-- Written task --
In the forum thread about drinking coffee before work, what does ed buchanan do while having his cup of coffee on arrival every morning?

# How do you guys feel about drinking coffee or energy drinks before work?



## bundens (Jul 5, 2008)

I just got this new job at a really awesome restaurant and the chef is great but he wants things done QUICK!...and w/o mistakes..and although that's generally how every good kitchen should operate and how every boss wants it
we all know that in less organized kitchens or when we're stressed both of those things can go out the window and in the weeds

so...
do you guys think there are more benefits than not in drinking a decent amount of coffee before your shifts on the line or no?
Has anybody experimented to see if their concentration and speed increased by doing this?


----------



## just jim (Oct 18, 2007)

There's a fine line between being alert and being jittery and on edge.
I drink coffee all day, it's my last remaining vice.
I don't do it for the boost (except for that first cup in the morning) as much as I just enjoy drinking coffee.
Energy drinks are another thing entriely.
I have a cook who pops a 5 hour e-drink when he gets here, and I'm not seeing the advantage.
I'm so close to suggesting he look into whether there is a 8 or 10 hour product out there.
Like anything, you build up a tolerance, and where you may initially realize an extra boost, suddenly you not only don't see the boost, you need the product just to function "normally", or at the level you did before you ever started drinking e-drinks.
Used to see this a lot with crank-cases.
At first, they had all of this energy, their house was immaculate, they were skinny, etc.
All too often I would see them lethargic, slovenly kept house, and overweight.
What once was a boost had become what they needed to get out of bed.

To sum up, drink a cup or two before/during your shift.
Don't get to where you rely on it for your energy, it won't be there for you after a time.


----------



## ed buchanan (May 29, 2006)

I love a good cup coffee and foodservice coffee is most of the time better then home. I have one on arrival every morning while going over yesterdays sales figures. I have had guys working here that a gallon wouild not help them move any faster. Everyones metabolism is different and the shot of caffeine hits everyone differently.

-- Material supplied --
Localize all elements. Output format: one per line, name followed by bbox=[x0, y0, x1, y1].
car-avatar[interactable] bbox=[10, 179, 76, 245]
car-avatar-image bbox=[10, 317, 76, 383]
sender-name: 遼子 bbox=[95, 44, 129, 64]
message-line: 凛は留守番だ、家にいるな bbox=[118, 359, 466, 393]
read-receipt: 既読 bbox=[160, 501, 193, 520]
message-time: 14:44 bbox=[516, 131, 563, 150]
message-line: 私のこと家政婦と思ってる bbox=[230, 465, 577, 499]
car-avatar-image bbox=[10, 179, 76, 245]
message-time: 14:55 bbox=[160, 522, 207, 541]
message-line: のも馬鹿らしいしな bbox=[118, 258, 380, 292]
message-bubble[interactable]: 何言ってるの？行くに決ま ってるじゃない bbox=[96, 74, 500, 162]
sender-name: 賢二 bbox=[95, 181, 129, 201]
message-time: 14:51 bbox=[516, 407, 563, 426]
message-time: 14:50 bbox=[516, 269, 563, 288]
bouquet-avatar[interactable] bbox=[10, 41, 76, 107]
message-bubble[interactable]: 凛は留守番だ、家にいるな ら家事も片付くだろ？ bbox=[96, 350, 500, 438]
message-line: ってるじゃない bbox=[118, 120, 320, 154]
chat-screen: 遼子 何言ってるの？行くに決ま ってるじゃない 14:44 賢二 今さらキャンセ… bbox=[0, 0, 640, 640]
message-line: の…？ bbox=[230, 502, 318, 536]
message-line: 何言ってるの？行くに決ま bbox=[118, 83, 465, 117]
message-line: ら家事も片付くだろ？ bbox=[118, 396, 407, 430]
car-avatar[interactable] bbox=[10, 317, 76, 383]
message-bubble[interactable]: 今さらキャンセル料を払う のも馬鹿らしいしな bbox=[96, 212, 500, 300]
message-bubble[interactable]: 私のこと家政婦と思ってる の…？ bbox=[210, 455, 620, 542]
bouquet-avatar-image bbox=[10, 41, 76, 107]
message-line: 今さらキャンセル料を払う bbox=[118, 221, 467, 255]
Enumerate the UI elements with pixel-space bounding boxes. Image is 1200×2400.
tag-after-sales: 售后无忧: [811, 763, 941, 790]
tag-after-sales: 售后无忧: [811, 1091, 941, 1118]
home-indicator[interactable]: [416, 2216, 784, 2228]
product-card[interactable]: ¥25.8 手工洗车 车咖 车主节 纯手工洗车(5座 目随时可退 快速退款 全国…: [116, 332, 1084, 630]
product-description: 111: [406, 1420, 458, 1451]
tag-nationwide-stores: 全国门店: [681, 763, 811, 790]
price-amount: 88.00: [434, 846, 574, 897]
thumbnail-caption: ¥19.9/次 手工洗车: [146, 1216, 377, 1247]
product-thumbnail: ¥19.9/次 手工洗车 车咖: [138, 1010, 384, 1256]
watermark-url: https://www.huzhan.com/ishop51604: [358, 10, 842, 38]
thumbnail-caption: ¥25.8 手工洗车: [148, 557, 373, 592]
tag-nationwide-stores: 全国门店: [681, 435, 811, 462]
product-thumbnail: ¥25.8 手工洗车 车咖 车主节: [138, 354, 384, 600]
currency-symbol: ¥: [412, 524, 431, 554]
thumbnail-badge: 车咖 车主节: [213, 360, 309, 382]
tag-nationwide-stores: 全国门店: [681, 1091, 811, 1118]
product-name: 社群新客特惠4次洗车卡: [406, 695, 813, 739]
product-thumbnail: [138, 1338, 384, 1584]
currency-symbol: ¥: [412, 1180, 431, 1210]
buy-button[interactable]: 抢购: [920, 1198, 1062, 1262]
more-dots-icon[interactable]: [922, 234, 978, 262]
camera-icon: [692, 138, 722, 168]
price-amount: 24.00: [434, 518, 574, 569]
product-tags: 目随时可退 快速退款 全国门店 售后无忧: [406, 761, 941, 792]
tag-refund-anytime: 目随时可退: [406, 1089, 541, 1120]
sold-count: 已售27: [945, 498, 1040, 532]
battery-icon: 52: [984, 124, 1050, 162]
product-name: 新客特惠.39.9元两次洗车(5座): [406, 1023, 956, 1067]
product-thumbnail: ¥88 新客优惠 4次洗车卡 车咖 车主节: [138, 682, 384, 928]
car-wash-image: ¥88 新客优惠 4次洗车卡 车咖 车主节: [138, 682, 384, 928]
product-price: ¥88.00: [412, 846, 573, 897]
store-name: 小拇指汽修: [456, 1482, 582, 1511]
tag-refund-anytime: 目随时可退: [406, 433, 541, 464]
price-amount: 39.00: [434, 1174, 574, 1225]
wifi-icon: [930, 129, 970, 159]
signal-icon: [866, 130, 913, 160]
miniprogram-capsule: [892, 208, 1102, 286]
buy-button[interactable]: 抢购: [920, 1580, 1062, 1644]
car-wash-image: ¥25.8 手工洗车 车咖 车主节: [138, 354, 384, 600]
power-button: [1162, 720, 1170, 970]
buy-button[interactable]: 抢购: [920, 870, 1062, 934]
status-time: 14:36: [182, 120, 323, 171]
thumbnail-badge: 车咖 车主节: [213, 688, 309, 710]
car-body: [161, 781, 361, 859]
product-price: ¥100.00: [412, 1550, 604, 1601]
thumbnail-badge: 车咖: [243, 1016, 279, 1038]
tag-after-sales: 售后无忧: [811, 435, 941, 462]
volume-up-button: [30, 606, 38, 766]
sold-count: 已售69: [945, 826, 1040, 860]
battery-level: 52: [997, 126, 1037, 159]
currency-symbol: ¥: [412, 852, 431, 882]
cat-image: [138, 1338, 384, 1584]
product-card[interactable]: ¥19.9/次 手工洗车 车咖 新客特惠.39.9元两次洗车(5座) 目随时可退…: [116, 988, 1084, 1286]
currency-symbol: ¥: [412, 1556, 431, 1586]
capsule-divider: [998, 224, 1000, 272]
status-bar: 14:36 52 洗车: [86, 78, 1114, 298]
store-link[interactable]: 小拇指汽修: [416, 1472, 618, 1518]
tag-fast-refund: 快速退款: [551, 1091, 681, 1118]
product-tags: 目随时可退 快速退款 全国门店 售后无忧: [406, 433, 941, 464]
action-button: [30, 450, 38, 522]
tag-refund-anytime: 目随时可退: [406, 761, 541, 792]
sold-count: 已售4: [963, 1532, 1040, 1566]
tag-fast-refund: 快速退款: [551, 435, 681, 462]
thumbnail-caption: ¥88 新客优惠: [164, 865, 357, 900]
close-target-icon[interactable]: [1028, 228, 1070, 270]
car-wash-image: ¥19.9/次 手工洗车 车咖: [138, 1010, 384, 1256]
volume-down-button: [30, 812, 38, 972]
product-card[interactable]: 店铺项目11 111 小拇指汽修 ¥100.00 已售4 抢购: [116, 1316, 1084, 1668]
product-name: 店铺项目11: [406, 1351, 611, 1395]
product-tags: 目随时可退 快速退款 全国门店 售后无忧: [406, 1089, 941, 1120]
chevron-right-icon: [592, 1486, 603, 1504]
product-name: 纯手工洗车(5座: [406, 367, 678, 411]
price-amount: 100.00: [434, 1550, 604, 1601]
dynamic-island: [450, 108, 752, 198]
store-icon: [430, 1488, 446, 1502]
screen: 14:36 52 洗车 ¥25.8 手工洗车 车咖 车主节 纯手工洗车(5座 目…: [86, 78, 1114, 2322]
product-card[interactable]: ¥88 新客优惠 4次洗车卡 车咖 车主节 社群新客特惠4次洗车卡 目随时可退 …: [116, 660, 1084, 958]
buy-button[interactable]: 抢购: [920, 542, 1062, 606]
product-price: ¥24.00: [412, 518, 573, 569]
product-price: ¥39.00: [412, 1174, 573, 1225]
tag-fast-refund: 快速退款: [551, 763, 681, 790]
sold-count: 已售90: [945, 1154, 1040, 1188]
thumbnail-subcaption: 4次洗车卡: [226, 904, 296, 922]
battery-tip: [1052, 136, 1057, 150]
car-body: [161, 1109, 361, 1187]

-- Result for this task --
He goes over yesterday's sales figures.